- Task inputs
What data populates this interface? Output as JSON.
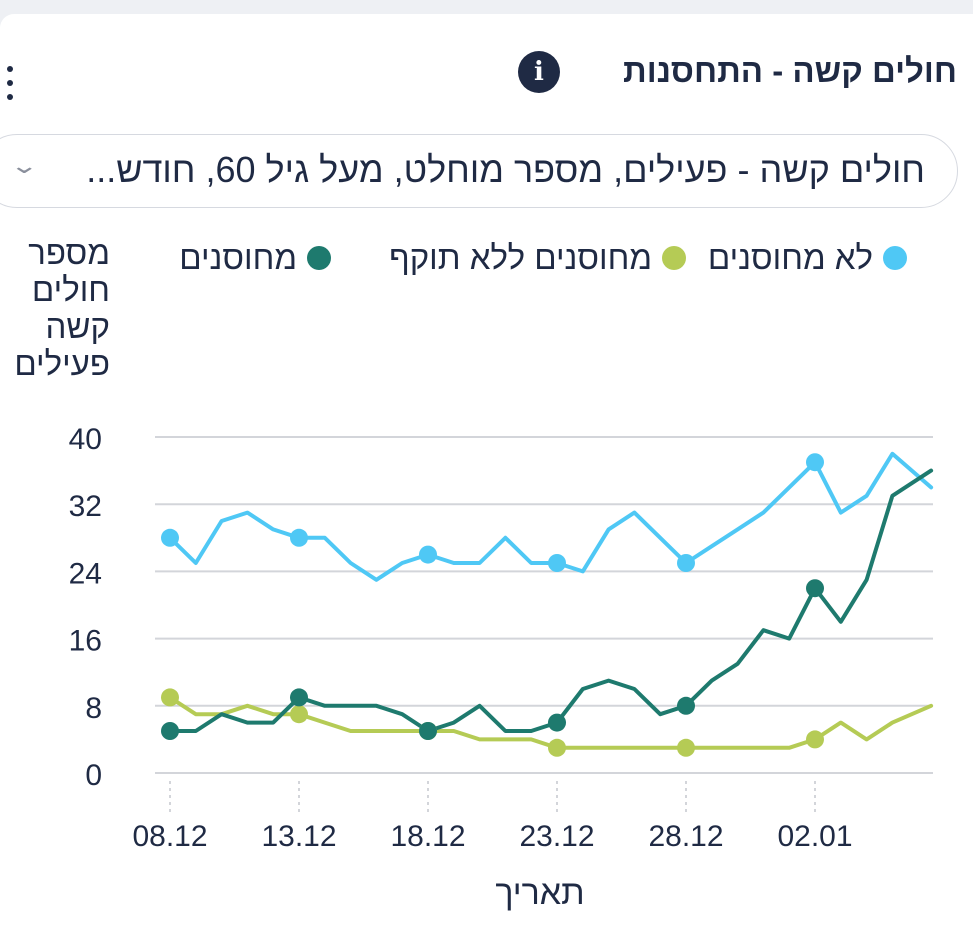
{
  "header": {
    "title": "חולים קשה - התחסנות",
    "info_icon": "info-icon",
    "menu_icon": "more-vertical-icon"
  },
  "selector": {
    "value": "חולים קשה - פעילים, מספר מוחלט, מעל גיל 60, חודש...",
    "icon": "chevron-down-icon"
  },
  "colors": {
    "not_vaccinated": "#4fc8f5",
    "expired": "#b5cb55",
    "vaccinated": "#1e7a6e",
    "grid": "#d3d5da",
    "text": "#1f2a44"
  },
  "chart_data": {
    "type": "line",
    "ylabel": "מספר חולים קשה פעילים",
    "xlabel": "תאריך",
    "ylim": [
      0,
      40
    ],
    "yticks": [
      0,
      8,
      16,
      24,
      32,
      40
    ],
    "x_start_index": 0,
    "x_end_index": 29.5,
    "xticks": [
      {
        "label": "08.12",
        "index": 0
      },
      {
        "label": "13.12",
        "index": 5
      },
      {
        "label": "18.12",
        "index": 10
      },
      {
        "label": "23.12",
        "index": 15
      },
      {
        "label": "28.12",
        "index": 20
      },
      {
        "label": "02.01",
        "index": 25
      }
    ],
    "marker_indices": [
      0,
      5,
      10,
      15,
      20,
      25
    ],
    "series": [
      {
        "name": "לא מחוסנים",
        "key": "not_vaccinated",
        "color": "#4fc8f5",
        "values": [
          28,
          25,
          30,
          31,
          29,
          28,
          28,
          25,
          23,
          25,
          26,
          25,
          25,
          28,
          25,
          25,
          24,
          29,
          31,
          28,
          25,
          27,
          29,
          31,
          34,
          37,
          31,
          33,
          38,
          34
        ]
      },
      {
        "name": "מחוסנים ללא תוקף",
        "key": "expired",
        "color": "#b5cb55",
        "values": [
          9,
          7,
          7,
          8,
          7,
          7,
          6,
          5,
          5,
          5,
          5,
          5,
          4,
          4,
          4,
          3,
          3,
          3,
          3,
          3,
          3,
          3,
          3,
          3,
          3,
          4,
          6,
          4,
          6,
          8
        ]
      },
      {
        "name": "מחוסנים",
        "key": "vaccinated",
        "color": "#1e7a6e",
        "values": [
          5,
          5,
          7,
          6,
          6,
          9,
          8,
          8,
          8,
          7,
          5,
          6,
          8,
          5,
          5,
          6,
          10,
          11,
          10,
          7,
          8,
          11,
          13,
          17,
          16,
          22,
          18,
          23,
          33,
          36
        ]
      }
    ]
  }
}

- Short problem
Copy all lines of the material above where the string "מספר" occurs.

- Exercise answer
    "value": "חולים קשה - פעילים, מספר מוחלט, מעל גיל 60, חודש...",
    "ylabel": "מספר חולים קשה פעילים",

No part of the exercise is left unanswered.